### INFORMATION PROVIDED

....

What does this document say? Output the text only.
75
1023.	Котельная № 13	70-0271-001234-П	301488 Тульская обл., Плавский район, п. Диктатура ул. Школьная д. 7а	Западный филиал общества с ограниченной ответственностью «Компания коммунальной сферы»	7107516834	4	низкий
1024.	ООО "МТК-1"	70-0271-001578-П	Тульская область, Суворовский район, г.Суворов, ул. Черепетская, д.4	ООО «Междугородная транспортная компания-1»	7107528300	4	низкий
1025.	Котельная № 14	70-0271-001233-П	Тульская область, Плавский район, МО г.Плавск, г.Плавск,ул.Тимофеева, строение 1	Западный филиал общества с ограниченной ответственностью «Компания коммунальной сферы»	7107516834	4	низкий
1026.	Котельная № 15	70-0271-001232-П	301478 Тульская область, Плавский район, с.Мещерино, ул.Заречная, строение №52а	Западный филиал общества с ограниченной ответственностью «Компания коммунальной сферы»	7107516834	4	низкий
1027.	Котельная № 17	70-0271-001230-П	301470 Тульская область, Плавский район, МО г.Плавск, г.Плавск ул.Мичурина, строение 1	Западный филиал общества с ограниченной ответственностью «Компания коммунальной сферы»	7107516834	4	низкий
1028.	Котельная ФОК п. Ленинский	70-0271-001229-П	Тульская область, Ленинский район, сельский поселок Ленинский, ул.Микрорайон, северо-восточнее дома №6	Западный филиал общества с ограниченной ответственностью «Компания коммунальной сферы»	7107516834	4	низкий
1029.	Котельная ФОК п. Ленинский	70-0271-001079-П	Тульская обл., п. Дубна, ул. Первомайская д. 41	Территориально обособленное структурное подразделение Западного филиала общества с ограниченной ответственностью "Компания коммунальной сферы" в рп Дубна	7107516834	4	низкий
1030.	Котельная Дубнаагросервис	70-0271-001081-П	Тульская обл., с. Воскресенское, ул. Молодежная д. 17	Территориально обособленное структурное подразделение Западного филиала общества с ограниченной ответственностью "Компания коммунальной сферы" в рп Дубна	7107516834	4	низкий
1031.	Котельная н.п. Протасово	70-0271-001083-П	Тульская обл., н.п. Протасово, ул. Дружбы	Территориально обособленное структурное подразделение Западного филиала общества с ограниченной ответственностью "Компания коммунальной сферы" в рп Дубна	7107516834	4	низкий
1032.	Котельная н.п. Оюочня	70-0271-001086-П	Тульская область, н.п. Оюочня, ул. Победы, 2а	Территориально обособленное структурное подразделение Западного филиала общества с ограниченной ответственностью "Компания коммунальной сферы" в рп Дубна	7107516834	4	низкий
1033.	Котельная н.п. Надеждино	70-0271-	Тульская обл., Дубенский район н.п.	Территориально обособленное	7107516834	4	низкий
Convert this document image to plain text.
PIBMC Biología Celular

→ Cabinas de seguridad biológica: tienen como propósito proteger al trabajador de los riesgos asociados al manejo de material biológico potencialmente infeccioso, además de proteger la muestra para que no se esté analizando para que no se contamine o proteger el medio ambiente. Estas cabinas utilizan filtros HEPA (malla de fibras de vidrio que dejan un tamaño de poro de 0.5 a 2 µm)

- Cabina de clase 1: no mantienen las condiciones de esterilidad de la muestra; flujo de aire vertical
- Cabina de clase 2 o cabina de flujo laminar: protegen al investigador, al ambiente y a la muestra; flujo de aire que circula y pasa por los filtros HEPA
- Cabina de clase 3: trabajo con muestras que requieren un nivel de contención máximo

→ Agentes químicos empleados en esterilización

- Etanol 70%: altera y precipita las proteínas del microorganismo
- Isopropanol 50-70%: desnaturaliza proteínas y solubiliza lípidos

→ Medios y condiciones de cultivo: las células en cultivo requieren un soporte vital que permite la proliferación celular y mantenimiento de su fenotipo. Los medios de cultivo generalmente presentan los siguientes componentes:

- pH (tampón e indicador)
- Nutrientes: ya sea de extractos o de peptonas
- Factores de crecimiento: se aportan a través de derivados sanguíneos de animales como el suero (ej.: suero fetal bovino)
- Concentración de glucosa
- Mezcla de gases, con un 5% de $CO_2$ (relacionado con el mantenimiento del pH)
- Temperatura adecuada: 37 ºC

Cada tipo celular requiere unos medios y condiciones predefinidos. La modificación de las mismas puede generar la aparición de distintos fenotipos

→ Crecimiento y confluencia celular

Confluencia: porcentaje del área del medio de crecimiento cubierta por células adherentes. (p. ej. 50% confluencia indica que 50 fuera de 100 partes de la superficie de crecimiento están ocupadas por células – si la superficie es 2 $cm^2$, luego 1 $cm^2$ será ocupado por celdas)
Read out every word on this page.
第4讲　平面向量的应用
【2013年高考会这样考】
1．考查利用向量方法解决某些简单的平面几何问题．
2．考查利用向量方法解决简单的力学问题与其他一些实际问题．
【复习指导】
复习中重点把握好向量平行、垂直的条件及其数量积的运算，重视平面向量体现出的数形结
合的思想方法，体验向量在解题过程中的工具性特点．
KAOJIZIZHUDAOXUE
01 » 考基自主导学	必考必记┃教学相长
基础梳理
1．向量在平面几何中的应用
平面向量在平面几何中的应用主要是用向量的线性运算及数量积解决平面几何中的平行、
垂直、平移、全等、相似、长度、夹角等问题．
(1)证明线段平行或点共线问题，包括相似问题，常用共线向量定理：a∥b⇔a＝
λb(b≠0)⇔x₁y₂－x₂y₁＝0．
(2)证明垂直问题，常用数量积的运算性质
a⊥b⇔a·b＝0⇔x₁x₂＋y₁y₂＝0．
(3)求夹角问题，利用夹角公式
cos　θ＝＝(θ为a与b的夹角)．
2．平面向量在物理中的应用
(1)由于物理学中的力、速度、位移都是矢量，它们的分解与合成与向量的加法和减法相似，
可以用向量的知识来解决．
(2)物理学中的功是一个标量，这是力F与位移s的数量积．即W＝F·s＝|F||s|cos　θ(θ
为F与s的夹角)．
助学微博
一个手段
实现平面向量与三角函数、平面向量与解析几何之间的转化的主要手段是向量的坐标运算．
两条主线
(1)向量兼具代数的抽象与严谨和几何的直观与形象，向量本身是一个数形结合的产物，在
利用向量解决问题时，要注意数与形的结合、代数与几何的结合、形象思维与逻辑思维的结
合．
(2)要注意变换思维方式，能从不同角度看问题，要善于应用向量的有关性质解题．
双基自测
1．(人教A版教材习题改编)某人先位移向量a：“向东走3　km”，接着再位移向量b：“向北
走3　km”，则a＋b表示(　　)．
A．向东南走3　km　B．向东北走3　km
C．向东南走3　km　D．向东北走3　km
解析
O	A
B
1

....

### EXERCISE OBJECTIVE
Copy all lines above containing the string "flujo".

### RESULT OF THIS EXERCISE
- Cabina de clase 1: no mantienen las condiciones de esterilidad de la muestra; flujo de aire vertical
- Cabina de clase 2 o cabina de flujo laminar: protegen al investigador, al ambiente y a la muestra; flujo de aire que circula y pasa por los filtros HEPA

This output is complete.